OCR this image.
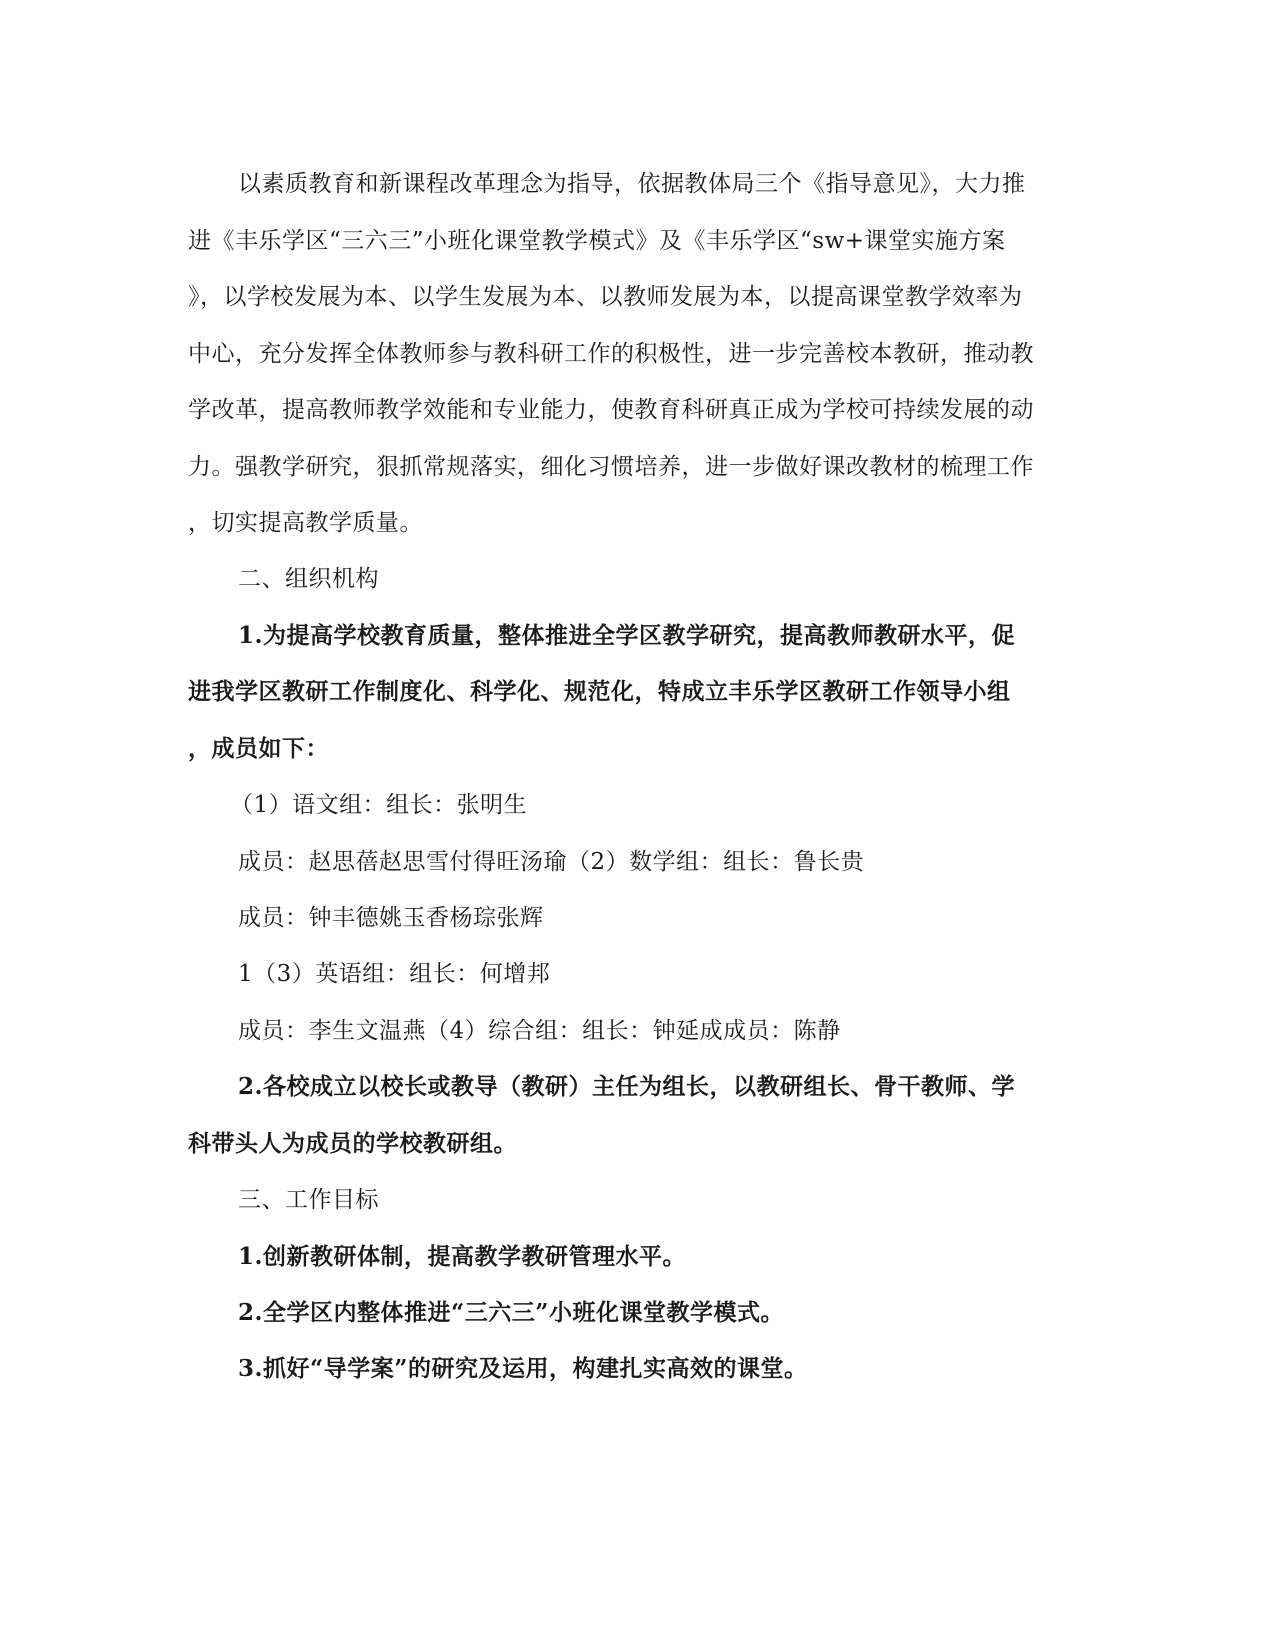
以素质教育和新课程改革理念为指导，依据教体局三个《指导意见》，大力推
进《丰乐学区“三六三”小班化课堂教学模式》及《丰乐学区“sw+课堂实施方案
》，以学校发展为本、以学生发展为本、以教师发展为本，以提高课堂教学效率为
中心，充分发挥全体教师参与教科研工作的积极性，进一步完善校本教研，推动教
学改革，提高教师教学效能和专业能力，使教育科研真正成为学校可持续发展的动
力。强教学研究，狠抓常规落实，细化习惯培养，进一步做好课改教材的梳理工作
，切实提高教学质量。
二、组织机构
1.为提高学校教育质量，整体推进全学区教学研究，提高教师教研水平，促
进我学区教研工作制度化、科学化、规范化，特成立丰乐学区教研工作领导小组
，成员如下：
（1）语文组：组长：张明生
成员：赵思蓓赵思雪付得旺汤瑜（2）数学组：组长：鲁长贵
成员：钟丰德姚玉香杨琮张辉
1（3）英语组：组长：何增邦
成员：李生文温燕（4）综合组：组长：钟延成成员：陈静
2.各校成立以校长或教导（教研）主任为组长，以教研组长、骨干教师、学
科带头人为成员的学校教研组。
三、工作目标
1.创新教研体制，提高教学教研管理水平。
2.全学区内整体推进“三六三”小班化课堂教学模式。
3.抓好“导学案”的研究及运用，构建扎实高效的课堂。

--

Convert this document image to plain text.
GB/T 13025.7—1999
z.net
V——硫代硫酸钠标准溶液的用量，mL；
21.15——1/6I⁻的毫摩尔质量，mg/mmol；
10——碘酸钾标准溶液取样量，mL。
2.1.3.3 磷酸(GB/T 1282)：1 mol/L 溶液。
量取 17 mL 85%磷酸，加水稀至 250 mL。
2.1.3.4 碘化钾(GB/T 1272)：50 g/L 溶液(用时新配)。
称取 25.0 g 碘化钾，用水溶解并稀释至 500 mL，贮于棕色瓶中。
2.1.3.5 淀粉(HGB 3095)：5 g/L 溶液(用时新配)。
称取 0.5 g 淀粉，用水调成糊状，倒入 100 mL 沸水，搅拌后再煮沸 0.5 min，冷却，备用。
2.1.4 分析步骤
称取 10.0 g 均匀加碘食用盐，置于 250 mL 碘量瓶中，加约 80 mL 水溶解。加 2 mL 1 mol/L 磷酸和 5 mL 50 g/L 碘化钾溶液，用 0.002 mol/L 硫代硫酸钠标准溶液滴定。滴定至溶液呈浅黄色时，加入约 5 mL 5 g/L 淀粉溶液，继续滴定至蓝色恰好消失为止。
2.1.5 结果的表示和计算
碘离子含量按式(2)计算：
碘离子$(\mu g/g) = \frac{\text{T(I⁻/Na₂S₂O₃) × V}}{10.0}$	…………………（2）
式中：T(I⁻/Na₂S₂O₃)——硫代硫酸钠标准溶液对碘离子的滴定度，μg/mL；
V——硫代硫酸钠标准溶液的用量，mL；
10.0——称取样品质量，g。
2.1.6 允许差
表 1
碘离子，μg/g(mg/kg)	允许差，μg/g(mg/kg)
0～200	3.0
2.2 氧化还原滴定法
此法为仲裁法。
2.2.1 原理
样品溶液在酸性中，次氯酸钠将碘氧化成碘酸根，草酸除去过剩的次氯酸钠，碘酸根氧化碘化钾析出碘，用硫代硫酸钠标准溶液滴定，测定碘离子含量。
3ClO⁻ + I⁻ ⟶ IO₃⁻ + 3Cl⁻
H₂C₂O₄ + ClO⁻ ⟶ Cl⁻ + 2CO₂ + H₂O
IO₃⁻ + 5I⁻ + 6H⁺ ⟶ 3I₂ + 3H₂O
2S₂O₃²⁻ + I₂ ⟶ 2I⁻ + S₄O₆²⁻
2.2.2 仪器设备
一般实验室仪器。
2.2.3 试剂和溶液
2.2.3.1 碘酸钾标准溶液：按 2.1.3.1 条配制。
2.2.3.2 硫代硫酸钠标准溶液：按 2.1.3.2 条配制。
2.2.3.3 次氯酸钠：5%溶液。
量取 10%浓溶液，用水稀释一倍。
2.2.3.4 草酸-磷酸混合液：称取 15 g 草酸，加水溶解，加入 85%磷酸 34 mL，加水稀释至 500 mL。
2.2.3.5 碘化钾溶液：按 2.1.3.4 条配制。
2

• _Task_
Locate the string "碘化钾溶液" in the listing above and copy every line where it occurs.

• _Written reply_
称取 10.0 g 均匀加碘食用盐，置于 250 mL 碘量瓶中，加约 80 mL 水溶解。加 2 mL 1 mol/L 磷酸和 5 mL 50 g/L 碘化钾溶液，用 0.002 mol/L 硫代硫酸钠标准溶液滴定。滴定至溶液呈浅黄色时，加入约 5 mL 5 g/L 淀粉溶液，继续滴定至蓝色恰好消失为止。
2.2.3.5 碘化钾溶液：按 2.1.3.4 条配制。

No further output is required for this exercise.